Extracted data entries
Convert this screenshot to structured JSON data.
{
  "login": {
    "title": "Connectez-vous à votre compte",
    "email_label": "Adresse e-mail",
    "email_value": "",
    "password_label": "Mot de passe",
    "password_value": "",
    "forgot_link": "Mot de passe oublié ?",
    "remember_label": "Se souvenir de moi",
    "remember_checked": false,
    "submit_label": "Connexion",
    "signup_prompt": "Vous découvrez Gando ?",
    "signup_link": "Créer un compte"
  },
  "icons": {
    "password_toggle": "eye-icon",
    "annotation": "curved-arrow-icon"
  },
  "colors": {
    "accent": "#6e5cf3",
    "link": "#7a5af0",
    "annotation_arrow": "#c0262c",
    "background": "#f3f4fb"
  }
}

==

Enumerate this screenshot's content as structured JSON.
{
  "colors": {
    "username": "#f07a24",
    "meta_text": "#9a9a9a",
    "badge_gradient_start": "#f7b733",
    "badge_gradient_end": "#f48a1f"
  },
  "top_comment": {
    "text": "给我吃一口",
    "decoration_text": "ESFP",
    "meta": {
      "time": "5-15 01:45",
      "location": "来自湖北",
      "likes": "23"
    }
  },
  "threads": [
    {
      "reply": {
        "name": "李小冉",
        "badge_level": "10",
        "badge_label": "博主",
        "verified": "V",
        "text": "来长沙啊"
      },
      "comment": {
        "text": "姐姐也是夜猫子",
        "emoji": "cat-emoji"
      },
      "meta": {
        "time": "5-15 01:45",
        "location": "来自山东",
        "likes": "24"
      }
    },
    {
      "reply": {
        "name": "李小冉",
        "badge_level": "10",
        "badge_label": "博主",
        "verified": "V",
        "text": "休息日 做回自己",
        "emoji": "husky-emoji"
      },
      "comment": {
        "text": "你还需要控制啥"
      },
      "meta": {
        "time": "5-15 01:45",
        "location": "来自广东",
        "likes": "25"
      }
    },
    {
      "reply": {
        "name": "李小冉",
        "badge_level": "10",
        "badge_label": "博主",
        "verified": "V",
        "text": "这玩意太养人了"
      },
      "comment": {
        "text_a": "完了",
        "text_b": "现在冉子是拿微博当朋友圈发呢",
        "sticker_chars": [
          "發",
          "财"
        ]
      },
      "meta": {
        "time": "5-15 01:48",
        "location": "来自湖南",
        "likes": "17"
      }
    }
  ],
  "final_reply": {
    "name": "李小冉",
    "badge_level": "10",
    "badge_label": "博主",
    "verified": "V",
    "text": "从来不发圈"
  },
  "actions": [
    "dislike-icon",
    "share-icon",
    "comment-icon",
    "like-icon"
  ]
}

Stated exercise:
Using the listing above, show every line that includes the string "screenshot".

Response:
Convert this screenshot to structured JSON data.
Enumerate this screenshot's content as structured JSON.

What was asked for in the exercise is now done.